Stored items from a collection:

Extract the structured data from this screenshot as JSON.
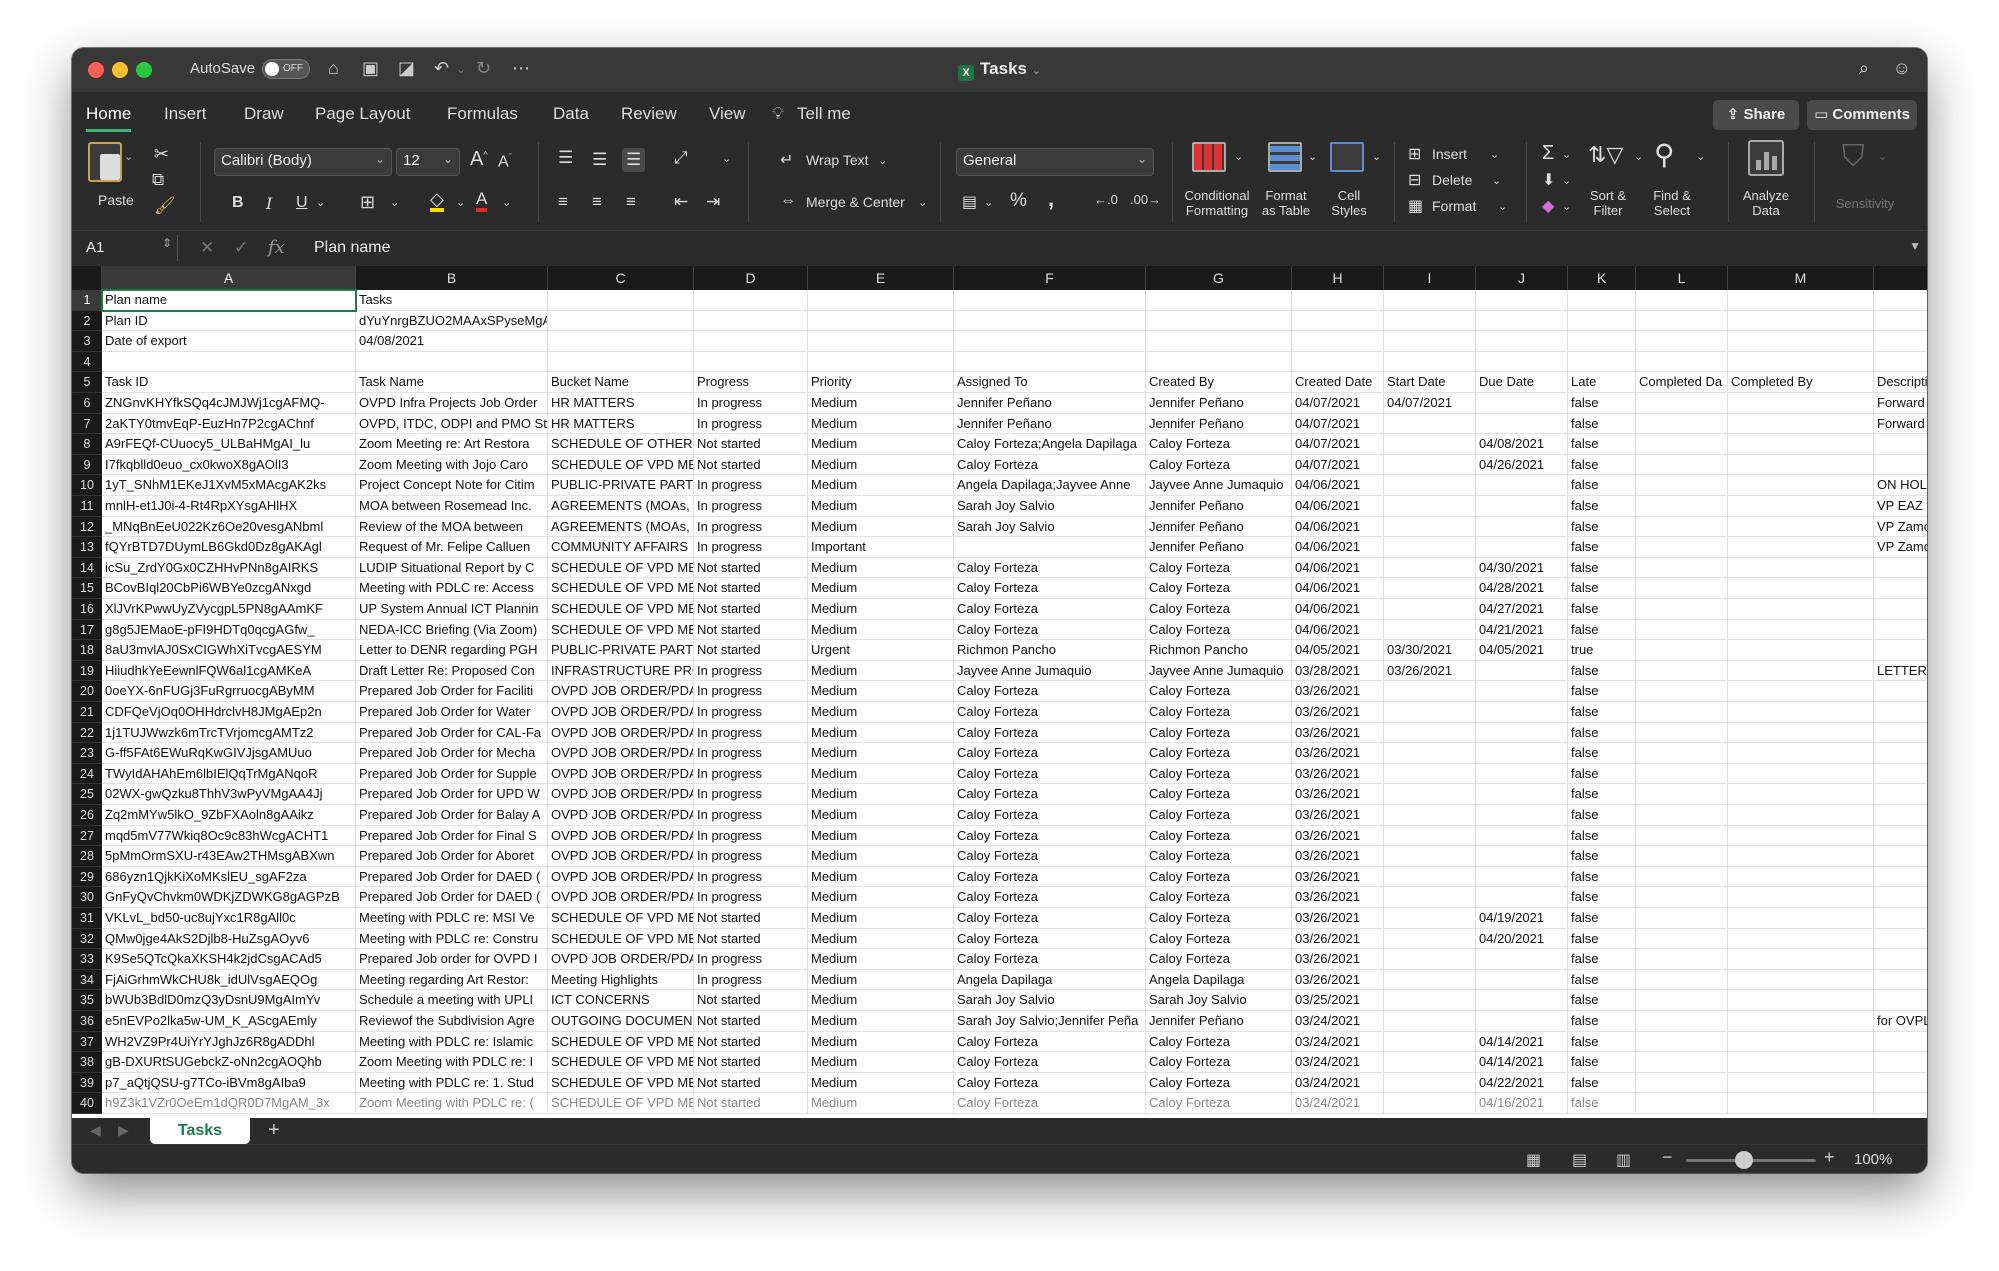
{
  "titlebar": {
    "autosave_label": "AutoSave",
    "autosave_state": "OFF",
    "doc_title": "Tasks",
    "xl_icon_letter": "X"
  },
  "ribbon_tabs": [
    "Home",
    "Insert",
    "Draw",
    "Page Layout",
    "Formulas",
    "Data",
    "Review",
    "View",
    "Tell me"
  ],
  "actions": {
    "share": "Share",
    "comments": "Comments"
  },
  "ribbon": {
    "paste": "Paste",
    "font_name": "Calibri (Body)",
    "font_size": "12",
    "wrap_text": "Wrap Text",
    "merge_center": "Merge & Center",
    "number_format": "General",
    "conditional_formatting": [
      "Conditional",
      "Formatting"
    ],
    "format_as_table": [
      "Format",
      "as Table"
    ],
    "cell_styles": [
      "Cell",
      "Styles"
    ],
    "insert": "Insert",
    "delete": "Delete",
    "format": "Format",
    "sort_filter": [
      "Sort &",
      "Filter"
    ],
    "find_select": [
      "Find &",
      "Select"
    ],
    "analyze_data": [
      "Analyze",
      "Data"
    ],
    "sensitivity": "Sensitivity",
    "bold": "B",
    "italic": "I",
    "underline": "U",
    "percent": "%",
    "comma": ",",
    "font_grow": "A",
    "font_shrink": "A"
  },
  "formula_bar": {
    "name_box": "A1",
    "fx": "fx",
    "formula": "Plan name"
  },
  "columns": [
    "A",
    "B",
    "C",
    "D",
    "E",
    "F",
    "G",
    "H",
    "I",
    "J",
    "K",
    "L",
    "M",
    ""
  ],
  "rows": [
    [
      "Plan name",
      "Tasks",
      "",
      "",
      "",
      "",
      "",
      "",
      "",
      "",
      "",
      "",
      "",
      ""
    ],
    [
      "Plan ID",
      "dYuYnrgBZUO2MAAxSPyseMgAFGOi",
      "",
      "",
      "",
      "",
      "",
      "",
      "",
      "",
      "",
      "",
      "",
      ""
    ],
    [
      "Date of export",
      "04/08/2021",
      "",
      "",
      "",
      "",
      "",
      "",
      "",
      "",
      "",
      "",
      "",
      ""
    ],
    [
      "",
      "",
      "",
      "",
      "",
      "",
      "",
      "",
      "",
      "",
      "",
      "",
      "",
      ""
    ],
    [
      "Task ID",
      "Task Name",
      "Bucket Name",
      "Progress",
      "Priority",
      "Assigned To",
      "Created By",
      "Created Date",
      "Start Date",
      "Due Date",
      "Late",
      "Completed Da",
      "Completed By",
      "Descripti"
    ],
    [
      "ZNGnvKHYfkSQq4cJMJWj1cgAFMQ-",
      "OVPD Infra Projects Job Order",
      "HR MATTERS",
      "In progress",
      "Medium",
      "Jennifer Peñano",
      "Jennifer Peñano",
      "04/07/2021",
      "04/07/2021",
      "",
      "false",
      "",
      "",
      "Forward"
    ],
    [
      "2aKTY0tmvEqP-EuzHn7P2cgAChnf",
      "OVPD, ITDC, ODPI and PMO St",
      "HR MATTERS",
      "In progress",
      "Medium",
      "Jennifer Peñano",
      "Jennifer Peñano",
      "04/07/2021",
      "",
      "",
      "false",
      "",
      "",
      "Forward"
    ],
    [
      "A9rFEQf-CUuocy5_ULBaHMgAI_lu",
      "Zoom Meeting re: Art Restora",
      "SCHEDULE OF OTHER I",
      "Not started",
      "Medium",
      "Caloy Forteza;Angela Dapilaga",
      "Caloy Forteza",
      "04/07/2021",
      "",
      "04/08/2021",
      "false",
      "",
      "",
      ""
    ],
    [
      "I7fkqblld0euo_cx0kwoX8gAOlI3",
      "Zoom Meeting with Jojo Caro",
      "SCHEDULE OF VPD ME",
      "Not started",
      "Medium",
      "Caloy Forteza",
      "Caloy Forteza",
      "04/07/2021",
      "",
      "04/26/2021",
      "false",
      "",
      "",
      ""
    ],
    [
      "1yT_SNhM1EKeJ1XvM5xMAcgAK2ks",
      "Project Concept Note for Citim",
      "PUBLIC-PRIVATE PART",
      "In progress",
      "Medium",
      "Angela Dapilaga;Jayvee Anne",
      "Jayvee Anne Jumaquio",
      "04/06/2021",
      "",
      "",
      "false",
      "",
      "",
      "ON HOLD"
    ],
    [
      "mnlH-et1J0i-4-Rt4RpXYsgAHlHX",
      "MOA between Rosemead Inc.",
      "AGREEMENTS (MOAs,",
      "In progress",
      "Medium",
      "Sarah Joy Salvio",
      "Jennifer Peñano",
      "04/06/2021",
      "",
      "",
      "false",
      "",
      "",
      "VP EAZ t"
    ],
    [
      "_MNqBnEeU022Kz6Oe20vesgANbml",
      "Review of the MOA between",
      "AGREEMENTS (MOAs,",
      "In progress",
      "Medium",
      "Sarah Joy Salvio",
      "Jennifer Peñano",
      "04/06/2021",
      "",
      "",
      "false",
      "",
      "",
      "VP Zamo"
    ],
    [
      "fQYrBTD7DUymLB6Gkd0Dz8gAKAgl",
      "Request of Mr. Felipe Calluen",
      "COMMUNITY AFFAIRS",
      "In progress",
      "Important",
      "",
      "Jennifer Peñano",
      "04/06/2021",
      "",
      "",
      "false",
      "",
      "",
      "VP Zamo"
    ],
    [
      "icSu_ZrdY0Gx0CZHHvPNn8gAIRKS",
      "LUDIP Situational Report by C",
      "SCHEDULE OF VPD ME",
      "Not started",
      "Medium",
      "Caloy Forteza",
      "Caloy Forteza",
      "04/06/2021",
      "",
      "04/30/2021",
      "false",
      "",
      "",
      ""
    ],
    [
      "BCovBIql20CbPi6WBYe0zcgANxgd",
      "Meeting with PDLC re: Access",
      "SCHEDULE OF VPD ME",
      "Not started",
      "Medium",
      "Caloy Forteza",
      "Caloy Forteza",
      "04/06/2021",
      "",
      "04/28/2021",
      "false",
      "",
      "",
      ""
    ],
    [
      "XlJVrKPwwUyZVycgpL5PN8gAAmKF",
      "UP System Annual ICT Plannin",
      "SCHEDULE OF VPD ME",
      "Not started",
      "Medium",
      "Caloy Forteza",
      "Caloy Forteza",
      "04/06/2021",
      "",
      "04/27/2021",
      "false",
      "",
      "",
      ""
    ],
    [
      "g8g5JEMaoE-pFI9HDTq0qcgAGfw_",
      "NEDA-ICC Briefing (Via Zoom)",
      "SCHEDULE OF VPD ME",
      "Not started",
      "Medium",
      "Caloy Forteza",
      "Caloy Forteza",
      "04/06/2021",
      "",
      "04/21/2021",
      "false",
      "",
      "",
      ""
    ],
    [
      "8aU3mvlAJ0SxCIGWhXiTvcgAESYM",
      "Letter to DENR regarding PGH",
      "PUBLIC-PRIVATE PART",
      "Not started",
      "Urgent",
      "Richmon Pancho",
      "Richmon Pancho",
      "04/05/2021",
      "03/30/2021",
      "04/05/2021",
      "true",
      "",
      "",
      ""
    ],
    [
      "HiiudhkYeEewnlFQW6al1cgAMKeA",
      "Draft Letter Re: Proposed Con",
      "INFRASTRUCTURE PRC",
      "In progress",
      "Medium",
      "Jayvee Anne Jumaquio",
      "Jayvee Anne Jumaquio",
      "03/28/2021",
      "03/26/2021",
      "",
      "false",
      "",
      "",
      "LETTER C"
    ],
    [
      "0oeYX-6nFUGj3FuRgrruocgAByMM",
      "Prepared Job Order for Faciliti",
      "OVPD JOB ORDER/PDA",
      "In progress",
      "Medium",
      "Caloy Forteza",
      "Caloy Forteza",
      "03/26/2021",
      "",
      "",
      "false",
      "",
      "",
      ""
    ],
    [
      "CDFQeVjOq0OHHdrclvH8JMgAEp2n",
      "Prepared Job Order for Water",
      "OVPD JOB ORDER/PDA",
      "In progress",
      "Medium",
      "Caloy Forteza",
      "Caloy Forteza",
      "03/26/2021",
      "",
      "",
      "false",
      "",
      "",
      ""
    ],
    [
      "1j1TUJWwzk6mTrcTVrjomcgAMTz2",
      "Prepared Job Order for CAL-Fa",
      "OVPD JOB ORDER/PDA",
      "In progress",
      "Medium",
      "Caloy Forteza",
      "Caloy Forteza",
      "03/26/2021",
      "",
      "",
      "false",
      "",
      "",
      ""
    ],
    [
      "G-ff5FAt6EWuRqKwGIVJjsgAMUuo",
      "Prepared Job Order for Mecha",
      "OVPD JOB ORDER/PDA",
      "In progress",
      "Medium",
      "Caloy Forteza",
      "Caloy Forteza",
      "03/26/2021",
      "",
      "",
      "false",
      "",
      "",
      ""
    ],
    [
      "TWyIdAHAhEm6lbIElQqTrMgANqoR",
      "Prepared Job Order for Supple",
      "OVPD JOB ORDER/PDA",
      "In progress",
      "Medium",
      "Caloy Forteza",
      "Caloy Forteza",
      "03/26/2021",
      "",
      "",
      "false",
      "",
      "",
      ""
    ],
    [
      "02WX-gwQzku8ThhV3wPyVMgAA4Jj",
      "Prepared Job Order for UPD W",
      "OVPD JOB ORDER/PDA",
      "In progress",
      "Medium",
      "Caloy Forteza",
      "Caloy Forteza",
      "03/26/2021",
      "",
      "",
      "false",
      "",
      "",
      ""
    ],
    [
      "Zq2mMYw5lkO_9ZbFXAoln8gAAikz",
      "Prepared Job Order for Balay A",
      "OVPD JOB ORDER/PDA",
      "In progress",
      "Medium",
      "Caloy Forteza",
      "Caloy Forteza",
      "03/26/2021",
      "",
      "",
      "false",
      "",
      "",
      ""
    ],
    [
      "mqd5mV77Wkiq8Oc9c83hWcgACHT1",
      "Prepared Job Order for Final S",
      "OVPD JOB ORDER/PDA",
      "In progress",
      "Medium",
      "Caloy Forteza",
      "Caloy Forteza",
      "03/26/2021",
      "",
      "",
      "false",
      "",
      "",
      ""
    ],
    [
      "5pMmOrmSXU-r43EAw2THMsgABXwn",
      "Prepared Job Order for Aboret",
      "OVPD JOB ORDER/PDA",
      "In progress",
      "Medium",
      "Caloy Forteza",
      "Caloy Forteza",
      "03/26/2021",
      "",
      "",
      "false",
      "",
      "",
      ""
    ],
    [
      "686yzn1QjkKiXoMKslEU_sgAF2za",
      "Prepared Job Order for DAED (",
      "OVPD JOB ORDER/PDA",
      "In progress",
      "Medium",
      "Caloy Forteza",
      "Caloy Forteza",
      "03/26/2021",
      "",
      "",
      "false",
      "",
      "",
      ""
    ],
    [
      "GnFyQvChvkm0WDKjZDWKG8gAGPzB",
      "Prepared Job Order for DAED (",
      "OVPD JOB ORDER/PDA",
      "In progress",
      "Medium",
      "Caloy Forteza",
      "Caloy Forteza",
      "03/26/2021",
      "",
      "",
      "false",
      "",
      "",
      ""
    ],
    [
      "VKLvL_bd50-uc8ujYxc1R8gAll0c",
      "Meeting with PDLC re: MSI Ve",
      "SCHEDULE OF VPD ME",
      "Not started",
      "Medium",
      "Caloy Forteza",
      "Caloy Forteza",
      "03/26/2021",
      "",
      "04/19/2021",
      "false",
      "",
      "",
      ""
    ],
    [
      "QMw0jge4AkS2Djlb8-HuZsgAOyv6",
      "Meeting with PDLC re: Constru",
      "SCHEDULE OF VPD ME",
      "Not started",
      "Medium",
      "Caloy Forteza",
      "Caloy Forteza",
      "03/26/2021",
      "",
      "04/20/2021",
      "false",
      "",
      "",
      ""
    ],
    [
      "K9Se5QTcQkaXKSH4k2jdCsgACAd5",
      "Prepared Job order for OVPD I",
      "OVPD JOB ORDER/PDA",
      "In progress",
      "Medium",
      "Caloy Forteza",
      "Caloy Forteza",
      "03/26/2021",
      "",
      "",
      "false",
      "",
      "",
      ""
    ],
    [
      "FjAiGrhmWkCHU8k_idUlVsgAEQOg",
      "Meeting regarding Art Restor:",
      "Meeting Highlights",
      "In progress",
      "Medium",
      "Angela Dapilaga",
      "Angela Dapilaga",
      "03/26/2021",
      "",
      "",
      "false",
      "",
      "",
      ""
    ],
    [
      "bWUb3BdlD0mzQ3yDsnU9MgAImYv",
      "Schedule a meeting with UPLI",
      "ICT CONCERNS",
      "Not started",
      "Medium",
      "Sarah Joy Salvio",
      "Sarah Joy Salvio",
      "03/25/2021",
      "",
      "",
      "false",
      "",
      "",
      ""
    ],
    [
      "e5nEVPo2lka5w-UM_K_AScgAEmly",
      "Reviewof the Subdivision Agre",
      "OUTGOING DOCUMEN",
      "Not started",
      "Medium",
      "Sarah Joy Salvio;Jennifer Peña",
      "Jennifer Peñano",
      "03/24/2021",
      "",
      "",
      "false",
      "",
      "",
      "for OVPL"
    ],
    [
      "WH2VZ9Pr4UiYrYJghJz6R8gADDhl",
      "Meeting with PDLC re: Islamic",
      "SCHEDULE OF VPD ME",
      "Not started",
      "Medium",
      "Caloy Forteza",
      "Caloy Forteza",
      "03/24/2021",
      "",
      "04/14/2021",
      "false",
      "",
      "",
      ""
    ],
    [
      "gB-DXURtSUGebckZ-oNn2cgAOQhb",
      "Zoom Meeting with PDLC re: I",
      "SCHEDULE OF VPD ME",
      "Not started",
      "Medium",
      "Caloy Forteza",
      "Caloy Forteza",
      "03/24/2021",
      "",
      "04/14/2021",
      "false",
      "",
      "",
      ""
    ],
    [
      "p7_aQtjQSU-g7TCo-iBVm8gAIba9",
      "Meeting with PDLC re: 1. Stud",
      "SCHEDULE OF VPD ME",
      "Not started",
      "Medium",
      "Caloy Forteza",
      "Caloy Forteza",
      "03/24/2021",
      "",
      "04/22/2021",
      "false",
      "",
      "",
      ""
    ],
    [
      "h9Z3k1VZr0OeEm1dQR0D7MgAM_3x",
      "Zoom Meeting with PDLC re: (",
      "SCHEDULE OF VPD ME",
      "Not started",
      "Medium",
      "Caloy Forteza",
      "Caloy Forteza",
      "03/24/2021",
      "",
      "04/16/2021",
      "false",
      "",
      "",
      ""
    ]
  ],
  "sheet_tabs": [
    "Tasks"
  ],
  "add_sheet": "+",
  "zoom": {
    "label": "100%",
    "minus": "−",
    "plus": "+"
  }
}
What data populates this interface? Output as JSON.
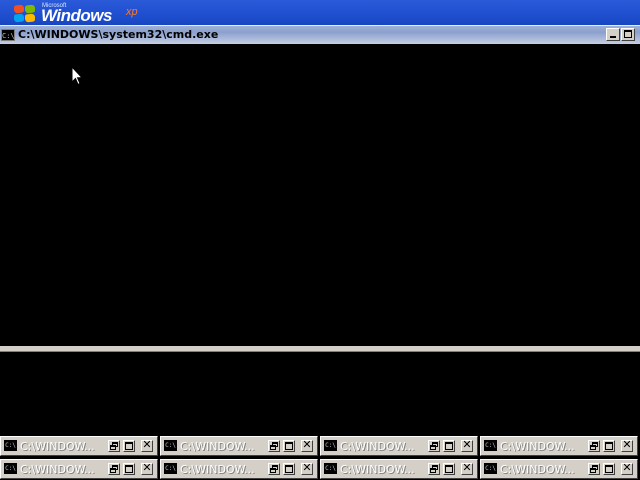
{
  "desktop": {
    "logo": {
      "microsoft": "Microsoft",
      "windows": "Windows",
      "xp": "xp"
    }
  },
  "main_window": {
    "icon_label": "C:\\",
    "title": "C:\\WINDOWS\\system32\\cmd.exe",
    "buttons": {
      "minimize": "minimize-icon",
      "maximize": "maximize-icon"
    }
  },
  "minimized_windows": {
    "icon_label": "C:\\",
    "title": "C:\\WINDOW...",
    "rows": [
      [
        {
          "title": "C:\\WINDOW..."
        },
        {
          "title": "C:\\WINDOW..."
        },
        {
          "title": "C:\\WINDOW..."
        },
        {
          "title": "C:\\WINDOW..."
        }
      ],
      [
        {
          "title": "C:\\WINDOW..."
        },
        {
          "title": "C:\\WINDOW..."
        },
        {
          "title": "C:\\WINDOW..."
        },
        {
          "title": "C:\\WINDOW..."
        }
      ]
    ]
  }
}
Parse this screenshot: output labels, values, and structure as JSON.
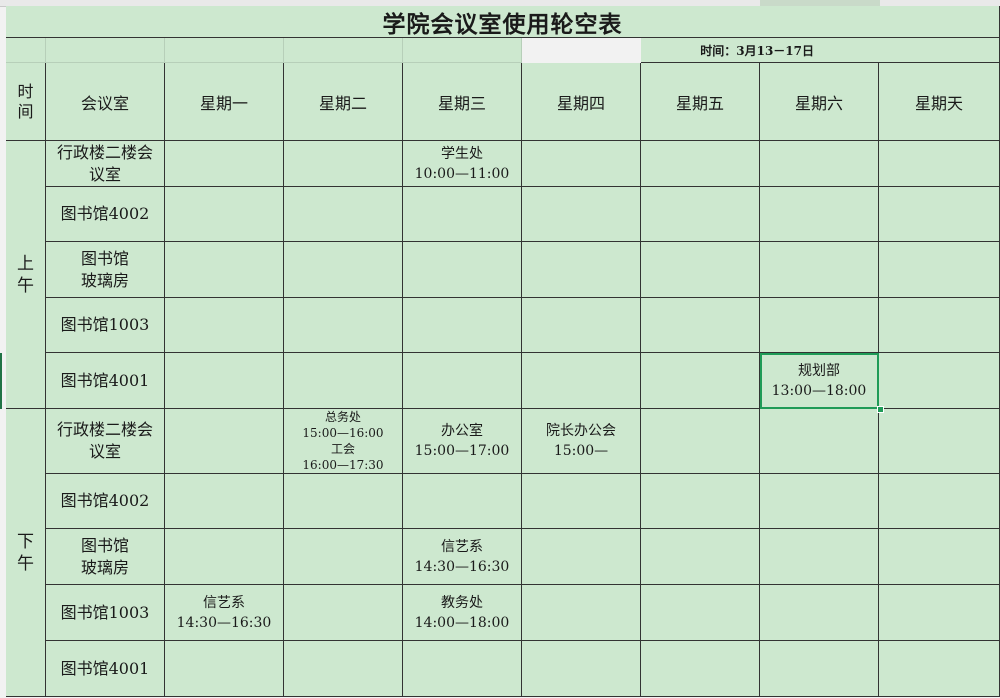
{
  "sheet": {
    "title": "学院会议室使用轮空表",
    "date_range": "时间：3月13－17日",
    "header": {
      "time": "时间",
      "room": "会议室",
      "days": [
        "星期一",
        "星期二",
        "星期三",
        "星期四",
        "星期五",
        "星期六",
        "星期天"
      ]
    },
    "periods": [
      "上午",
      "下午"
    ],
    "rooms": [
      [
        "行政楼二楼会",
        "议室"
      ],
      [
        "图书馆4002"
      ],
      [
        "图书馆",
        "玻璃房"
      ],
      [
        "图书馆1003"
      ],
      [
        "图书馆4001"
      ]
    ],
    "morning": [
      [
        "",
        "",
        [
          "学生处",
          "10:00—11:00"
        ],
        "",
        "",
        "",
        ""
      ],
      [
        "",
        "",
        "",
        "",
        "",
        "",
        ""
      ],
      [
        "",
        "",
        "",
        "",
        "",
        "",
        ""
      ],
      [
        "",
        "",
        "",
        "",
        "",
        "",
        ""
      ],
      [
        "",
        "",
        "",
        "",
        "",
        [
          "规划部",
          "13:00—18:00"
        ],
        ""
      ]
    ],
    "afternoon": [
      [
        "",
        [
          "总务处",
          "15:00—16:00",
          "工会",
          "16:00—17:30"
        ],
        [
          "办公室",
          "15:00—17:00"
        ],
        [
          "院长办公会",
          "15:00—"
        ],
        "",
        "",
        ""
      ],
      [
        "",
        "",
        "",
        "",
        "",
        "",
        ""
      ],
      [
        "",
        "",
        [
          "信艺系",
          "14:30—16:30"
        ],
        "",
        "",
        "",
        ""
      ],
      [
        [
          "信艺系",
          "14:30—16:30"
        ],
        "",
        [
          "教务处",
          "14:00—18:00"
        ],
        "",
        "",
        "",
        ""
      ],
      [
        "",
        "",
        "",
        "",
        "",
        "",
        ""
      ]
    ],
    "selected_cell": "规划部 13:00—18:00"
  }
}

What needs to be done: Using the entries above, return each line that includes the word "Prepared".

Solved exercise:
      "Prepared Job Order for Faciliti",
      "Prepared Job Order for Water",
      "Prepared Job Order for CAL-Fa",
      "Prepared Job Order for Mecha",
      "Prepared Job Order for Supple",
      "Prepared Job Order for UPD W",
      "Prepared Job Order for Balay A",
      "Prepared Job Order for Final S",
      "Prepared Job Order for Aboret",
      "Prepared Job Order for DAED (",
      "Prepared Job Order for DAED (",
      "Prepared Job order for OVPD I",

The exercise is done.